Figure content listings
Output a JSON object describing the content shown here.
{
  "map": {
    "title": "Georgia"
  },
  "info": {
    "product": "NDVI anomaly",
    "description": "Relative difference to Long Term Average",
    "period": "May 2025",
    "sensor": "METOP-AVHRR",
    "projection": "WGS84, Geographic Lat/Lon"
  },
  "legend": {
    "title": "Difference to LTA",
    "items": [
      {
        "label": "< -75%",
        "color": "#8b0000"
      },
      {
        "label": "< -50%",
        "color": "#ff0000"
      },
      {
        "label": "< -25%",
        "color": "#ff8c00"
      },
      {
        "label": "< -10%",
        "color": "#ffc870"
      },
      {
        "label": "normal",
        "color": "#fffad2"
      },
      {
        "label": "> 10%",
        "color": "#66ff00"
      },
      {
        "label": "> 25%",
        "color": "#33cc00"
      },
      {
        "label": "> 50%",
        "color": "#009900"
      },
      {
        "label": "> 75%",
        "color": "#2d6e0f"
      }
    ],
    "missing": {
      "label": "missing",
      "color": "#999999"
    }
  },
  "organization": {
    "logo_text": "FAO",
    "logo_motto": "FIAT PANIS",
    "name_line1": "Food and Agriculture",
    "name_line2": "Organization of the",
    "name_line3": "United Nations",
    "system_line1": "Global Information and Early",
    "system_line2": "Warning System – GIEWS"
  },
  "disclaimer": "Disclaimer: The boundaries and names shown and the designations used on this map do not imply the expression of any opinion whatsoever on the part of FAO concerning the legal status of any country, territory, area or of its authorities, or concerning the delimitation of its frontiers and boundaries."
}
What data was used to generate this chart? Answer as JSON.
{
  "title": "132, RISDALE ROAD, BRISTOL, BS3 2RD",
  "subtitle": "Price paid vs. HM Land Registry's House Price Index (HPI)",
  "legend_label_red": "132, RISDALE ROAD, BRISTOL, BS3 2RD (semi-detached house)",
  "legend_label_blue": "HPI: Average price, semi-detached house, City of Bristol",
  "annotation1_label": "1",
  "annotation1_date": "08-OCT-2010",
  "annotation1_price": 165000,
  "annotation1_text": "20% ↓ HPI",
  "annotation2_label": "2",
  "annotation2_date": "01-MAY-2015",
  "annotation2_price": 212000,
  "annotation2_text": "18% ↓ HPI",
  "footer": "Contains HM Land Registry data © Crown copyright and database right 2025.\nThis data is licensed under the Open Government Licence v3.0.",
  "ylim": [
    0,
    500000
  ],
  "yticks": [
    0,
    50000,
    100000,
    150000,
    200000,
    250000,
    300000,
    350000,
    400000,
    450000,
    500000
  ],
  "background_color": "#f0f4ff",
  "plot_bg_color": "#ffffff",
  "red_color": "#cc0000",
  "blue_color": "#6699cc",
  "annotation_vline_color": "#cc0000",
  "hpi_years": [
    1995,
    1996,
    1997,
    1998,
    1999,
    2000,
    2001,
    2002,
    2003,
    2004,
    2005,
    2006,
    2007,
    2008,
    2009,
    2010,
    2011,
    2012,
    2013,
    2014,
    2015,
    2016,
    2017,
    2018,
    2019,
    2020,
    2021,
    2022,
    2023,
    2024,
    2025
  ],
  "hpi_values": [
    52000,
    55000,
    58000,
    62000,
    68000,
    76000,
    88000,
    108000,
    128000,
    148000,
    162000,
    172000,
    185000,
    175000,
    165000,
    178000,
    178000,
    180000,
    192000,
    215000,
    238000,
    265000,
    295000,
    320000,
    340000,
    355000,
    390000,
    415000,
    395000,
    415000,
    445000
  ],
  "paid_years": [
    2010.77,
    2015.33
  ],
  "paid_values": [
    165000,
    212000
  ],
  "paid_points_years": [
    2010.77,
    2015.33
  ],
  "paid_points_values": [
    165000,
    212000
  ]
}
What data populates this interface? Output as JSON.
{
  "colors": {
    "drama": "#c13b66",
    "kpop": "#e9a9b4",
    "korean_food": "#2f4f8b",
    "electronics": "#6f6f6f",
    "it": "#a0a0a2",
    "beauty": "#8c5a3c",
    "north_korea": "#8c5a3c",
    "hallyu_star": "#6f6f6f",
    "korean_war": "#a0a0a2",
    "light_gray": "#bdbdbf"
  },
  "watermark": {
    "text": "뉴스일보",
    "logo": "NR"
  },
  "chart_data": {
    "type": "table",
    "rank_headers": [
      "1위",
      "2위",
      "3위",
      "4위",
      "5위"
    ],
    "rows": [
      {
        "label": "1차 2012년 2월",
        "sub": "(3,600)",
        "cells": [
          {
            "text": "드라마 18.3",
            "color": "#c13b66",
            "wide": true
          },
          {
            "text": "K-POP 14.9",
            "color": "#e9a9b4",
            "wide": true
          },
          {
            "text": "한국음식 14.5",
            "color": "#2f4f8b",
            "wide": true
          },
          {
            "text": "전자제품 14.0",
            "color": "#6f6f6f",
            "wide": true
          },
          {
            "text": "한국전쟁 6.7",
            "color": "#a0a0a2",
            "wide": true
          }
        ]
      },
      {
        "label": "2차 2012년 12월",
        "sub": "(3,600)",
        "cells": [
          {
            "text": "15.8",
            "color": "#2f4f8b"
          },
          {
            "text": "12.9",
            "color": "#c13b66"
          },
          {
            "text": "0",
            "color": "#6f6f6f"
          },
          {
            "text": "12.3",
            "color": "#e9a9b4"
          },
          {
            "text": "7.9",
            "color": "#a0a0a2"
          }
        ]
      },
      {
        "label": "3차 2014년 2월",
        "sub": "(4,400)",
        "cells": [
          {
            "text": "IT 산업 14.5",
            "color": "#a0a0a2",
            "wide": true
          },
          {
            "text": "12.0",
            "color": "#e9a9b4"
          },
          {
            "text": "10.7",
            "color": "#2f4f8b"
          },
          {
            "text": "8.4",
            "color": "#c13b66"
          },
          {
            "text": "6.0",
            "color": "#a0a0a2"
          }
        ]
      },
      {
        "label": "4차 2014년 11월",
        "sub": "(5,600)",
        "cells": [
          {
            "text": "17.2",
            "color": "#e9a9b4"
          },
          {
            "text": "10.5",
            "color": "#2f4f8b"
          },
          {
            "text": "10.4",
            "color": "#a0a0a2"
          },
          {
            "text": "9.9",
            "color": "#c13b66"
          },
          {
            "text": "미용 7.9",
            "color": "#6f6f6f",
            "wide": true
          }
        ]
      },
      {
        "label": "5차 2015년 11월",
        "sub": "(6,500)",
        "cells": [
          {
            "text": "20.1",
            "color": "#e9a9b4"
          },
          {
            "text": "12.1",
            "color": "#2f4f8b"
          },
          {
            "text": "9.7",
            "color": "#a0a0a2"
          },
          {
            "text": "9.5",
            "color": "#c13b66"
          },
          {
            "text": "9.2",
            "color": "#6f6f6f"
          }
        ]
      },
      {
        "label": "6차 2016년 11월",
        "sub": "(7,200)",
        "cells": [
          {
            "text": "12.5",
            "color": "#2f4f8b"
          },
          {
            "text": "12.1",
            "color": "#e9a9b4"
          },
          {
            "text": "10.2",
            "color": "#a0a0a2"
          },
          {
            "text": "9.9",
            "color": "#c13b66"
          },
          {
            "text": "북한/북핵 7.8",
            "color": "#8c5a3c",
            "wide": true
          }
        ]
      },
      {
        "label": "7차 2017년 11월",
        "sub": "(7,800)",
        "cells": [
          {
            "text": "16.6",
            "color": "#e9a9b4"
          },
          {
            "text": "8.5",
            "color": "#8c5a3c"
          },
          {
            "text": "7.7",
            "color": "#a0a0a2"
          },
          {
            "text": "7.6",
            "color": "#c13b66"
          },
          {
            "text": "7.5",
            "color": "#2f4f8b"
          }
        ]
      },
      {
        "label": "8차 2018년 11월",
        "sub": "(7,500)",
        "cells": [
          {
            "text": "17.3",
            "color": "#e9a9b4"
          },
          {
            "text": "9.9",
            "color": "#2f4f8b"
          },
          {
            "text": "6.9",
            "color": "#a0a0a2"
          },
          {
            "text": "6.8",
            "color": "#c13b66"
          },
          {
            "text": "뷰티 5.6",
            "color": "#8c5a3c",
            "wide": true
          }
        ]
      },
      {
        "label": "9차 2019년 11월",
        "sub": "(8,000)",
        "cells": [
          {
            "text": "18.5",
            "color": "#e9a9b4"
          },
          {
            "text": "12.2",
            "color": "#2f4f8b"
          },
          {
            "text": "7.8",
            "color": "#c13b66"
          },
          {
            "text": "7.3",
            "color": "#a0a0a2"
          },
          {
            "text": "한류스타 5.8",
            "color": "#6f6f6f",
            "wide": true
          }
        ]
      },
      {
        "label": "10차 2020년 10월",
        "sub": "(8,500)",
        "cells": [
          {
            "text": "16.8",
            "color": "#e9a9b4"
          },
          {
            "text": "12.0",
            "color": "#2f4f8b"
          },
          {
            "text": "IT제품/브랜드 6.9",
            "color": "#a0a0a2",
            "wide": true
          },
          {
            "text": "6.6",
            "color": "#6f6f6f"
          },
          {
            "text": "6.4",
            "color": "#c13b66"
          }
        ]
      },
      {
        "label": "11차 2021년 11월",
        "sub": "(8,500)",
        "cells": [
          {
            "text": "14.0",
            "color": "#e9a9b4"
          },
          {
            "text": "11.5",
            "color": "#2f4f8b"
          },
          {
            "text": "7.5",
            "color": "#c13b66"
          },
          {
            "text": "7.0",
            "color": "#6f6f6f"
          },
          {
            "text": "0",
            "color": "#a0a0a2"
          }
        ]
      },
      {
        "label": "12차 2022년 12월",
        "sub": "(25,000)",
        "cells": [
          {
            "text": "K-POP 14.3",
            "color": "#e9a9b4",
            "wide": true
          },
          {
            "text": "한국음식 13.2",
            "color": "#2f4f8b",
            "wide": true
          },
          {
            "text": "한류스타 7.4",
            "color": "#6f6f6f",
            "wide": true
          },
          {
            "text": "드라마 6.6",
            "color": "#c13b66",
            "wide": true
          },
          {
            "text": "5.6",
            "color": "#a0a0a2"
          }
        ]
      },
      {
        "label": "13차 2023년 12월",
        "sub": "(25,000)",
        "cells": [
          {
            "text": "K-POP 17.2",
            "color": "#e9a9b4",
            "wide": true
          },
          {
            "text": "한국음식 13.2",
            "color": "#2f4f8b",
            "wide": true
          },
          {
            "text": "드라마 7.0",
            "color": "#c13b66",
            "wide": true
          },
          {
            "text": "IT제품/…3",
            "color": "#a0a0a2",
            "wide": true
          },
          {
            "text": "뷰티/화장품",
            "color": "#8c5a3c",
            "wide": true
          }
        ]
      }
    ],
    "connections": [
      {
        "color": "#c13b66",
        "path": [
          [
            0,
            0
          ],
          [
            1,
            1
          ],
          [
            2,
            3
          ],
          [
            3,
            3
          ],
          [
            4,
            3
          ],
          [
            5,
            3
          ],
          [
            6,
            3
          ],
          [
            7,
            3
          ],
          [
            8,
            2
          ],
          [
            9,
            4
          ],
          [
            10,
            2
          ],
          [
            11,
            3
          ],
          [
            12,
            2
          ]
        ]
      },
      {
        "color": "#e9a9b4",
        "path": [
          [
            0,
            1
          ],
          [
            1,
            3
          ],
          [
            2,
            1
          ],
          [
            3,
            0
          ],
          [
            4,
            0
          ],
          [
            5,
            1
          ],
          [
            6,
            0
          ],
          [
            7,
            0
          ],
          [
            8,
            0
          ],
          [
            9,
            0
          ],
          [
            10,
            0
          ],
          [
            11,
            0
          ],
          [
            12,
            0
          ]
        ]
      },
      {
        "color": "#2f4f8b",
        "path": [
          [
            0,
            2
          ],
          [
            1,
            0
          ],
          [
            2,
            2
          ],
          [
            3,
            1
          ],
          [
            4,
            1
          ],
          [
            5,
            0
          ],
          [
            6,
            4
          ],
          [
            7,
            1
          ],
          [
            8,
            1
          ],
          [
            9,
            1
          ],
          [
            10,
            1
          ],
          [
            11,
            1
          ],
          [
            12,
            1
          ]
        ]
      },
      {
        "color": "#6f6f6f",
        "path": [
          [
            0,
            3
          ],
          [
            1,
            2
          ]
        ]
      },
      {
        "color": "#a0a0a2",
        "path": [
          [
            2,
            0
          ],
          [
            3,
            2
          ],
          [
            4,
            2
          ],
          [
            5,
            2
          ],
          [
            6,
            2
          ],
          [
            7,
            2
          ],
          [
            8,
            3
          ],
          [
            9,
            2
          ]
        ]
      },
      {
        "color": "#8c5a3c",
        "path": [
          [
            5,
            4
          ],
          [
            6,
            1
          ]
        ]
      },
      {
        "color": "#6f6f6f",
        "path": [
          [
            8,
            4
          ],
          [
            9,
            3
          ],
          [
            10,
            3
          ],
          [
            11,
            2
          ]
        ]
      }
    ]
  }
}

Set exercise: From the records given above, copy all lines containing "ROAD".

Response for this exercise:
  "title": "132, RISDALE ROAD, BRISTOL, BS3 2RD",
  "legend_label_red": "132, RISDALE ROAD, BRISTOL, BS3 2RD (semi-detached house)",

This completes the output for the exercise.